Extracts from a graphics dataset
—————
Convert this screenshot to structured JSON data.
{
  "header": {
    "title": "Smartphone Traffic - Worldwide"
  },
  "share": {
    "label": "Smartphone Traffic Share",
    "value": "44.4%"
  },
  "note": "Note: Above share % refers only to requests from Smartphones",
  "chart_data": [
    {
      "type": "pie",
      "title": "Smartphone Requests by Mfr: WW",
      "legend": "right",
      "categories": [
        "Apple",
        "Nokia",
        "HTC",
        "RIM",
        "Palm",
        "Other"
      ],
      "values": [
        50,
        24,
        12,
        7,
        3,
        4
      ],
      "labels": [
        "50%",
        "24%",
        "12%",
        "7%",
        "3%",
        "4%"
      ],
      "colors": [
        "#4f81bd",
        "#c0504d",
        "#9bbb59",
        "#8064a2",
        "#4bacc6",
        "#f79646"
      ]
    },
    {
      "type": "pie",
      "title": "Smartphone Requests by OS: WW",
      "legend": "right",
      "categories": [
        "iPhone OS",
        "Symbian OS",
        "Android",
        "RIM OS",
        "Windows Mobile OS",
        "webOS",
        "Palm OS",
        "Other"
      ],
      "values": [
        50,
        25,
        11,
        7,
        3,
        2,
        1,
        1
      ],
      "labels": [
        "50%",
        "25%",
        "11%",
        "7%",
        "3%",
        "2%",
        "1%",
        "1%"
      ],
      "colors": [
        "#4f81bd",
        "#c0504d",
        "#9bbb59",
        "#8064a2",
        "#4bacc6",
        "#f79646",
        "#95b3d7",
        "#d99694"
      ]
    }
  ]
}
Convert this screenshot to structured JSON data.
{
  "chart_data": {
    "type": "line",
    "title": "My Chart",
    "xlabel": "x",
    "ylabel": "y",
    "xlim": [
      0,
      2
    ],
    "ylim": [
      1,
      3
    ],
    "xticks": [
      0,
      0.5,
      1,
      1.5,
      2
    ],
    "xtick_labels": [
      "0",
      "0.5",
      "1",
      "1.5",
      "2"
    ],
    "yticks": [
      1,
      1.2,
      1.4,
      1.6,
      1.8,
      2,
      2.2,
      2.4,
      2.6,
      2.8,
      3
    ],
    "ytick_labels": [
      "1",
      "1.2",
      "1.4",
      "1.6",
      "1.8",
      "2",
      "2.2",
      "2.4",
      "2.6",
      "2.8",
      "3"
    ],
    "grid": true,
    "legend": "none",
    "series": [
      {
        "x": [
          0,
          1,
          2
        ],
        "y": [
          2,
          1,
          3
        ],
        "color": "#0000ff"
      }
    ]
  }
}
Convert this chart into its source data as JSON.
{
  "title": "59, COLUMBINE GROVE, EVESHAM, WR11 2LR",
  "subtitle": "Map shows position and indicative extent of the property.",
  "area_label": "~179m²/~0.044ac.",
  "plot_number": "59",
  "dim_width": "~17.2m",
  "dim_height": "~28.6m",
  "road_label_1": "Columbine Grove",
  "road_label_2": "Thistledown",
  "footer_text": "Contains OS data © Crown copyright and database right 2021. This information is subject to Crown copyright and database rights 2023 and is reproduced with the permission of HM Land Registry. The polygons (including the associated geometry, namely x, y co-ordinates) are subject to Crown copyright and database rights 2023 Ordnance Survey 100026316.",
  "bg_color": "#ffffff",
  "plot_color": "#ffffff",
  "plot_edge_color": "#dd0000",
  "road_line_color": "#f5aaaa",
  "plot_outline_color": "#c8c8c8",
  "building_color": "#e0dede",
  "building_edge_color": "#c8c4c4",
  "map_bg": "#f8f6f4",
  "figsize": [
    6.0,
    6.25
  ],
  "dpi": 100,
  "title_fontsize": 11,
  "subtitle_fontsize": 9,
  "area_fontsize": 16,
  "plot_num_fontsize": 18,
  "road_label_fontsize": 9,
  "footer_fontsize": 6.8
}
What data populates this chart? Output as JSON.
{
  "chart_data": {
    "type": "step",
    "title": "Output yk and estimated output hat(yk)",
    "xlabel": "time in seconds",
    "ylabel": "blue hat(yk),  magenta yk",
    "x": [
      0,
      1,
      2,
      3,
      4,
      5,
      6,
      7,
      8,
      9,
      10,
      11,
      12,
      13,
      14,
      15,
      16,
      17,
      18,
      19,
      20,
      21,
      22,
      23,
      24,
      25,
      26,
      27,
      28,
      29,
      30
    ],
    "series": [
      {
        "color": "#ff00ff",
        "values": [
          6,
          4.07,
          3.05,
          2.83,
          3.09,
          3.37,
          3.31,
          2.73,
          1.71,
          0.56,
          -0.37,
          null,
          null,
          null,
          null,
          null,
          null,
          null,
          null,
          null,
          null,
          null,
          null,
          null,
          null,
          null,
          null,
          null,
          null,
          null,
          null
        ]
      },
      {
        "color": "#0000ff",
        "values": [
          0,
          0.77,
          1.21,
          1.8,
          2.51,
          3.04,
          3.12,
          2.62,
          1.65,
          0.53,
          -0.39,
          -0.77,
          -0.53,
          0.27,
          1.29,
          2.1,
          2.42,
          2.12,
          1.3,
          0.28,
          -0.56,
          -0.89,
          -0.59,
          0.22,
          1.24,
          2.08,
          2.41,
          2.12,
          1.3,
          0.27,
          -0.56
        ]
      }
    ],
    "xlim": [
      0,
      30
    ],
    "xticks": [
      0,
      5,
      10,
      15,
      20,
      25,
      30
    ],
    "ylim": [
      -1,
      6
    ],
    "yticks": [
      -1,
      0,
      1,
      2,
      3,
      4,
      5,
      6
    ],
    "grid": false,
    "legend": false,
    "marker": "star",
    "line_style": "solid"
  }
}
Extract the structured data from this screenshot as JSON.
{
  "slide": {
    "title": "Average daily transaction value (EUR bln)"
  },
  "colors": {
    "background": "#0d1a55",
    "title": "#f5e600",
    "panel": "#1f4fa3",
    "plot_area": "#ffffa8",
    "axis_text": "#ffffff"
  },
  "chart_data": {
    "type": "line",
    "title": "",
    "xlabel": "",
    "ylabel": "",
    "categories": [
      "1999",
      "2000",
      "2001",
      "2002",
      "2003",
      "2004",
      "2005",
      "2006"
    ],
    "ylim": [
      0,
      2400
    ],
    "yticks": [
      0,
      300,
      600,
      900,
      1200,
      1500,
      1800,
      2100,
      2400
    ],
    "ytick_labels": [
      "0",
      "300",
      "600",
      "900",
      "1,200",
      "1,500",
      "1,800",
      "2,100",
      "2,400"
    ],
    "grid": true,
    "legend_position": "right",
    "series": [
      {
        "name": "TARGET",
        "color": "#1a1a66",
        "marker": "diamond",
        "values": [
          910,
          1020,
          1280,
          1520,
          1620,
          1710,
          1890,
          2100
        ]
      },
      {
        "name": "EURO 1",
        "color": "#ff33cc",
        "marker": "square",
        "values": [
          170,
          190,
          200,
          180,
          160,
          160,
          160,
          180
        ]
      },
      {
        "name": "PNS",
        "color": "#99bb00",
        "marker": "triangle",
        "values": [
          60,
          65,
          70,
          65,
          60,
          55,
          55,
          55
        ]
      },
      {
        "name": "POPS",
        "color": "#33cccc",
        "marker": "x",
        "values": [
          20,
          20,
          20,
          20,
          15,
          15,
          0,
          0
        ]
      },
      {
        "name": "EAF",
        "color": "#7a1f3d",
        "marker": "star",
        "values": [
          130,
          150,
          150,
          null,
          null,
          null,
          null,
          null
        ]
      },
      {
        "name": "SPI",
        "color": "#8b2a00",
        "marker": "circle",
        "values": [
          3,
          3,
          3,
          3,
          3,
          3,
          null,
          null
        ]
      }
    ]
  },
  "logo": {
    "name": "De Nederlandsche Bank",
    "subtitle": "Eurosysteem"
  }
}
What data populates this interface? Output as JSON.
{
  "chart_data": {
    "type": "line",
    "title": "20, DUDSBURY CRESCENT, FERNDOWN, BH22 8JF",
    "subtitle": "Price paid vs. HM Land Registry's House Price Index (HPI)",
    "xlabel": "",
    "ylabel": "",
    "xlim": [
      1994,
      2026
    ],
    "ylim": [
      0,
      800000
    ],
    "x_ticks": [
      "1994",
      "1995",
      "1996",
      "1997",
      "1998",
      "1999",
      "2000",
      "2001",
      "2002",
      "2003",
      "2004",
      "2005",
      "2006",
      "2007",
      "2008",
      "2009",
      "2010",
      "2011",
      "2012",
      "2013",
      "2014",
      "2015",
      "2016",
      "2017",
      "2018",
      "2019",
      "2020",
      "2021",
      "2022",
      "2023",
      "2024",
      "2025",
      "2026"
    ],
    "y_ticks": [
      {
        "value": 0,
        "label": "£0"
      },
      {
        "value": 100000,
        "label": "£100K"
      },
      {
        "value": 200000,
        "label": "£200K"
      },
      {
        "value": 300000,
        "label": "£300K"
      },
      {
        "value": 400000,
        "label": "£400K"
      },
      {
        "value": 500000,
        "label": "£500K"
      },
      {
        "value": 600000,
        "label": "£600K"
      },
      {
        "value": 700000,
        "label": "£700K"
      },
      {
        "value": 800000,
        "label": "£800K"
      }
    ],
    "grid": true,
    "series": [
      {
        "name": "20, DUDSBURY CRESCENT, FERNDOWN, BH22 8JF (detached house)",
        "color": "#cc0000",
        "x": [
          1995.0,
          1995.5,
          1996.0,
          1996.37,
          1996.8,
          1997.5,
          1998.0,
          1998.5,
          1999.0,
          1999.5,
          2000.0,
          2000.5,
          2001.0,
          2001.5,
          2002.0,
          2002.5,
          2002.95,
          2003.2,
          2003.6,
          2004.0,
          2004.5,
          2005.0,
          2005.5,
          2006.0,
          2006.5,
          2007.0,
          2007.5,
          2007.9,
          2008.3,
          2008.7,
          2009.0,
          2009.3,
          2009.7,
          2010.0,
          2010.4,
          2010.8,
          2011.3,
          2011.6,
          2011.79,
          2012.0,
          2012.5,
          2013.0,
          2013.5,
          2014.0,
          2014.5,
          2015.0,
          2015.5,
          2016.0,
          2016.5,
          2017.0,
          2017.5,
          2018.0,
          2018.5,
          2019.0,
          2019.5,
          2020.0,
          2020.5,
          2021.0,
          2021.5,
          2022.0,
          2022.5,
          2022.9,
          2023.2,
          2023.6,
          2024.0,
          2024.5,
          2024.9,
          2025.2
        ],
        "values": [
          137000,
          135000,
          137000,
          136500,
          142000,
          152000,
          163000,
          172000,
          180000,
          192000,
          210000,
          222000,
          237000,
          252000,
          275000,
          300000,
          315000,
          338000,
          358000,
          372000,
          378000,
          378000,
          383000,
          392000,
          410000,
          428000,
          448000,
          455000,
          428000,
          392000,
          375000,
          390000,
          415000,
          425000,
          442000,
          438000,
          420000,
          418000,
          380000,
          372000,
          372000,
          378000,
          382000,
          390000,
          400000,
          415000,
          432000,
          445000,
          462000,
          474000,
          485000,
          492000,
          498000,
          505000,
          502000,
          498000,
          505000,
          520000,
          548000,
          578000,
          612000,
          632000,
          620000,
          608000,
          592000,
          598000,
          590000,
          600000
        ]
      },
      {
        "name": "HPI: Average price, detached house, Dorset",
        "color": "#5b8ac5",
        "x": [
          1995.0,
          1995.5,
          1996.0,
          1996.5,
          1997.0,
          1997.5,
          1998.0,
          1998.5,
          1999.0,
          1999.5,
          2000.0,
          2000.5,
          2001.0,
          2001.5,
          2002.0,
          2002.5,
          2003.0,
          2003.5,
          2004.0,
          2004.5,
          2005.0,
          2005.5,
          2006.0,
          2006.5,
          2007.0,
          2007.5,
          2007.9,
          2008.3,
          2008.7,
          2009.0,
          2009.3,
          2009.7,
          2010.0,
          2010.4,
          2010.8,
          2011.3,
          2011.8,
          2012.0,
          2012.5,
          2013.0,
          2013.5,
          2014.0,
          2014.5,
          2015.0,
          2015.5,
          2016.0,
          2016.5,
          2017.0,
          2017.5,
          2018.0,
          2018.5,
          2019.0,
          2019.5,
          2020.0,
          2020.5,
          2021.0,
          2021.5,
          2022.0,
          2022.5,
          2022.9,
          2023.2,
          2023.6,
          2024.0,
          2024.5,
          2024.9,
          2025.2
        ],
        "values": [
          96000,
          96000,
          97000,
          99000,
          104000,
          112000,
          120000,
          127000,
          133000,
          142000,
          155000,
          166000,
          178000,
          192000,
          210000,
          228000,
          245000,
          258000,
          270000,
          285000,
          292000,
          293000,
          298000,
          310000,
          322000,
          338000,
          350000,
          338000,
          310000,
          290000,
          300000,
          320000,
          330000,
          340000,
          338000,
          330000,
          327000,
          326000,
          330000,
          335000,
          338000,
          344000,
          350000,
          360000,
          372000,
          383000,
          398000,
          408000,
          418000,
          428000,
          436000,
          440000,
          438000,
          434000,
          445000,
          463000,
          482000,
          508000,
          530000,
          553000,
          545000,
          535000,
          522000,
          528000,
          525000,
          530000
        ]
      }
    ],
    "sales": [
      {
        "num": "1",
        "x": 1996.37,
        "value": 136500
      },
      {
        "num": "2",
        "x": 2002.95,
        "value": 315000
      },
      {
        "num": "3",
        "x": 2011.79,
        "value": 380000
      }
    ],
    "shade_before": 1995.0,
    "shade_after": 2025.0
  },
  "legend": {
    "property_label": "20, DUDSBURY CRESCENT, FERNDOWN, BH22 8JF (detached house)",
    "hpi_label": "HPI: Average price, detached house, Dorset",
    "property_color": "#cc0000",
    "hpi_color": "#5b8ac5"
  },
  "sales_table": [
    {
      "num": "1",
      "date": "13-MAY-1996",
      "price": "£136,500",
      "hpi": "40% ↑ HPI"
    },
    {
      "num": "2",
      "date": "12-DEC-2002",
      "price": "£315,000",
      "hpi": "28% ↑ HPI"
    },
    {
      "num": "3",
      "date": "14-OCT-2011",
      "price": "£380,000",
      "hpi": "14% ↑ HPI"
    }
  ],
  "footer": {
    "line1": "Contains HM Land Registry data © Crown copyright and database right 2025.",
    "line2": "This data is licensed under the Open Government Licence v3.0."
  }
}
—————
Written problem – Of all the lines above, how many contain the word "What"? Answer with only the number.

Output – 2